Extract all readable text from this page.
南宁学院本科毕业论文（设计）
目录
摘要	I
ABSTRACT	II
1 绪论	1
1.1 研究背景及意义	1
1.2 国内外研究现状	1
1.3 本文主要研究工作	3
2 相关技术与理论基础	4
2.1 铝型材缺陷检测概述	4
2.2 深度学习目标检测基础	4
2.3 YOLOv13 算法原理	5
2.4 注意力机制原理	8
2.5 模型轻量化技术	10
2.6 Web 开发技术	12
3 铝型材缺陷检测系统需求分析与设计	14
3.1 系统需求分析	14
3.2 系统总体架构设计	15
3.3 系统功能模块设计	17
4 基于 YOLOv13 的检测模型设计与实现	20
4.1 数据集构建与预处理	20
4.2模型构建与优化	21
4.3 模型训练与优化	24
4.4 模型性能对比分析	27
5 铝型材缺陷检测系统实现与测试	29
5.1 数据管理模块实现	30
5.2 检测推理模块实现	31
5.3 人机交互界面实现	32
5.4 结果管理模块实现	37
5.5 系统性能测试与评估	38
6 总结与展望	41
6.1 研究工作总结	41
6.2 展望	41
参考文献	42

○ ○ ○ ○ ○ ○ ○

• Directions
Give the data again, exactly as it stands.

• In response
Extract all readable text from this page.
南宁学院本科毕业论文（设计）
目录
摘要	I
ABSTRACT	II
1 绪论	1
1.1 研究背景及意义	1
1.2 国内外研究现状	1
1.3 本文主要研究工作	3
2 相关技术与理论基础	4
2.1 铝型材缺陷检测概述	4
2.2 深度学习目标检测基础	4
2.3 YOLOv13 算法原理	5
2.4 注意力机制原理	8
2.5 模型轻量化技术	10
2.6 Web 开发技术	12
3 铝型材缺陷检测系统需求分析与设计	14
3.1 系统需求分析	14
3.2 系统总体架构设计	15
3.3 系统功能模块设计	17
4 基于 YOLOv13 的检测模型设计与实现	20
4.1 数据集构建与预处理	20
4.2模型构建与优化	21
4.3 模型训练与优化	24
4.4 模型性能对比分析	27
5 铝型材缺陷检测系统实现与测试	29
5.1 数据管理模块实现	30
5.2 检测推理模块实现	31
5.3 人机交互界面实现	32
5.4 结果管理模块实现	37
5.5 系统性能测试与评估	38
6 总结与展望	41
6.1 研究工作总结	41
6.2 展望	41
参考文献	42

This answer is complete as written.